**Task instructions**
Give only the number of lines that include the string "JSON".

**Extracted entries**
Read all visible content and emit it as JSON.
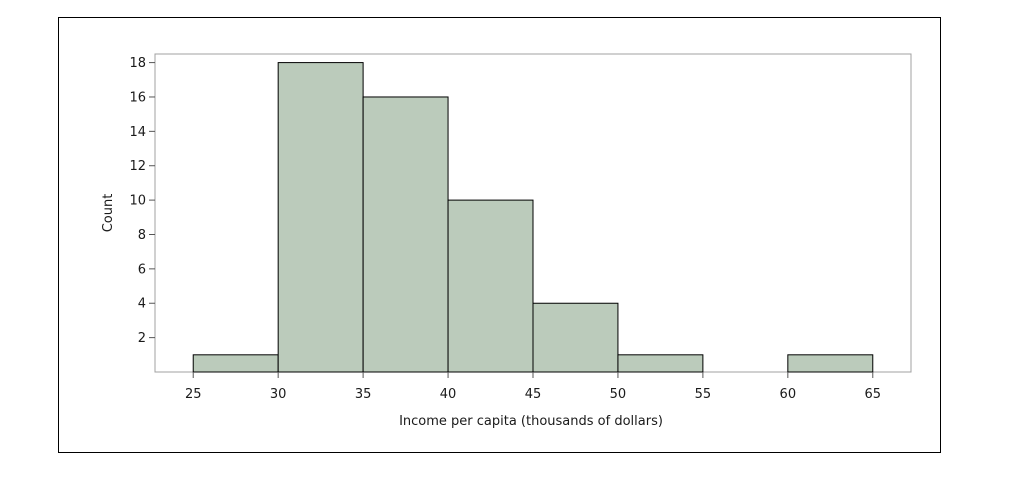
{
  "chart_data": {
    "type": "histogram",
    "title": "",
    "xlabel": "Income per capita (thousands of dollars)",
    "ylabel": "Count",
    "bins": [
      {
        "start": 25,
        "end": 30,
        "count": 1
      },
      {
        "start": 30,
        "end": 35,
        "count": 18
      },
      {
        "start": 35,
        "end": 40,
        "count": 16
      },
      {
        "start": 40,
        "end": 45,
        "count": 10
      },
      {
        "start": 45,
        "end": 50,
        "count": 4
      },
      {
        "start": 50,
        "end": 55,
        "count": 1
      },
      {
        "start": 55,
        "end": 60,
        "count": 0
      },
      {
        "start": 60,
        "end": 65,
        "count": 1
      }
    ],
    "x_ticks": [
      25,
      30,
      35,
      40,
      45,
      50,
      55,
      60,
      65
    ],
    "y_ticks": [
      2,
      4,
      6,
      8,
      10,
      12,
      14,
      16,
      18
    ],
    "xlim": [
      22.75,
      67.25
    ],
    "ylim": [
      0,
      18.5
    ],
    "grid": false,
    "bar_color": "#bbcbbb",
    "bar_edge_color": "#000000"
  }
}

--

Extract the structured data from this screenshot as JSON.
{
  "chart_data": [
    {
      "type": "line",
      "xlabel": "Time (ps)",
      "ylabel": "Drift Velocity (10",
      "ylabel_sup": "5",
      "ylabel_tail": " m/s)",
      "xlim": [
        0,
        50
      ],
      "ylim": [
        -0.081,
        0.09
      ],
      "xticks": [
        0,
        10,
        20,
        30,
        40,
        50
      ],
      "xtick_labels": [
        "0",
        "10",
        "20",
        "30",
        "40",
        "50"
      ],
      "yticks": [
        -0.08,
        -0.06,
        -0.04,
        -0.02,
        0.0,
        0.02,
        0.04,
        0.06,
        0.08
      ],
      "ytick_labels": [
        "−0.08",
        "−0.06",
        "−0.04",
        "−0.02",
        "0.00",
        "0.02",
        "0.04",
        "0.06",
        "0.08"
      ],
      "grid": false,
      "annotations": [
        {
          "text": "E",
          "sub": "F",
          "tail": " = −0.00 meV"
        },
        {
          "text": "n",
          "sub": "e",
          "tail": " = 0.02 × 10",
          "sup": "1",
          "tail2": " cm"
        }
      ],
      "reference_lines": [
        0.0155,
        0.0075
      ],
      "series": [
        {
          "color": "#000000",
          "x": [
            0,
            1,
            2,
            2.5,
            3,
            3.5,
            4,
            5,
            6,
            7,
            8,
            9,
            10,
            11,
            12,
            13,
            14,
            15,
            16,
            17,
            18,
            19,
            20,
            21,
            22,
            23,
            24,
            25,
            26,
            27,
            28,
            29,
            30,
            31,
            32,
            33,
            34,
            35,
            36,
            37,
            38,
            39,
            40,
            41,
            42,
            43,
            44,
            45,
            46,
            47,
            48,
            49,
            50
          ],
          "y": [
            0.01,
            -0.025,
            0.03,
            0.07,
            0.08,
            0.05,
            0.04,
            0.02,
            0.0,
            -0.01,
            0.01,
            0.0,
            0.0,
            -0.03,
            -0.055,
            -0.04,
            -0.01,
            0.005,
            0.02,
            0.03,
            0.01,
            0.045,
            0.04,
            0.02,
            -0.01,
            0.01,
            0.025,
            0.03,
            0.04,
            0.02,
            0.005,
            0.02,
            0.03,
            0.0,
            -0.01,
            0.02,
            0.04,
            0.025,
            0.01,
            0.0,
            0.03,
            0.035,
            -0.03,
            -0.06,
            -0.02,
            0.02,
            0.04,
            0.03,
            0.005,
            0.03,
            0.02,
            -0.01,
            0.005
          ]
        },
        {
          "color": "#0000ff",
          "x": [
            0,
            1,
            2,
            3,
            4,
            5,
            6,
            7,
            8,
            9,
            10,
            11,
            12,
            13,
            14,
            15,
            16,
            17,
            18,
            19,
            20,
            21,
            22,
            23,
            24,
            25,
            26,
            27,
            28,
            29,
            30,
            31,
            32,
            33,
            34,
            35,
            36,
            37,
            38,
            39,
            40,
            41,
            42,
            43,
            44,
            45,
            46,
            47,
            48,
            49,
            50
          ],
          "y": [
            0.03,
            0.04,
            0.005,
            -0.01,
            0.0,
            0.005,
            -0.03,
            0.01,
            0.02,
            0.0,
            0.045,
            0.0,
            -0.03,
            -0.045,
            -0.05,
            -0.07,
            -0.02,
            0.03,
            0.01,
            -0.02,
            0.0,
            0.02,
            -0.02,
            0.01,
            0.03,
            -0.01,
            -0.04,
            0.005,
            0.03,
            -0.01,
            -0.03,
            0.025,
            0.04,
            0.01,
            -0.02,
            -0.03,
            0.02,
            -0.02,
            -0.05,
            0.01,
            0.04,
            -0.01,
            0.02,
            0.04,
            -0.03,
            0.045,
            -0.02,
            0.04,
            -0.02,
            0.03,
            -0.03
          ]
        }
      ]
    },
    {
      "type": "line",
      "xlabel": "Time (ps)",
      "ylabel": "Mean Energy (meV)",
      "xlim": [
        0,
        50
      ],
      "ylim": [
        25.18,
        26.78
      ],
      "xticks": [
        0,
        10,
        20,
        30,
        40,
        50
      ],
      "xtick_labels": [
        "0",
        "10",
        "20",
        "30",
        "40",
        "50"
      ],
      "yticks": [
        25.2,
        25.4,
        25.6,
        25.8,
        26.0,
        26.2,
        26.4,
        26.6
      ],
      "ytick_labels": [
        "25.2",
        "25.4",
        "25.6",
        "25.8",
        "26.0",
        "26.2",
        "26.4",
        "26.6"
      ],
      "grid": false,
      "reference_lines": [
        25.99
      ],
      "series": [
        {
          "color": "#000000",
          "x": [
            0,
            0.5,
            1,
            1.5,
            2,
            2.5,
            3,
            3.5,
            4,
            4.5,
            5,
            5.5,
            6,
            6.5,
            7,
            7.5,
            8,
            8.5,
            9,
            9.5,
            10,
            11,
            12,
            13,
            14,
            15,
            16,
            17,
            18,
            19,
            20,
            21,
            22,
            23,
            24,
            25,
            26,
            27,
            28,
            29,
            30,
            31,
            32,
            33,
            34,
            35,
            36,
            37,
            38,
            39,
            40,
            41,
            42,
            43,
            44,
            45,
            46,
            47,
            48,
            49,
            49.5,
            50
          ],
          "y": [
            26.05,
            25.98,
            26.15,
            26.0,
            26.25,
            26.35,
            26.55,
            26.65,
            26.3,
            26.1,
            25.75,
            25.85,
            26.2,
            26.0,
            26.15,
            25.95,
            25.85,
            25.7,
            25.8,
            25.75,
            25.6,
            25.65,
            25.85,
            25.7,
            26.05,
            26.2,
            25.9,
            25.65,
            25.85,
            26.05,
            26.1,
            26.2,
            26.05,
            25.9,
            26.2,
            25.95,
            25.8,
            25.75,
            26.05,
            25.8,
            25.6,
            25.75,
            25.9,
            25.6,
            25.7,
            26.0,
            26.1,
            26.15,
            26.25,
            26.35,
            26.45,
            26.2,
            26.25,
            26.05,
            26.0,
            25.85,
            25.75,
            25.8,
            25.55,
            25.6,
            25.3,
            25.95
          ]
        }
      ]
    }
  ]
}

**The result**
2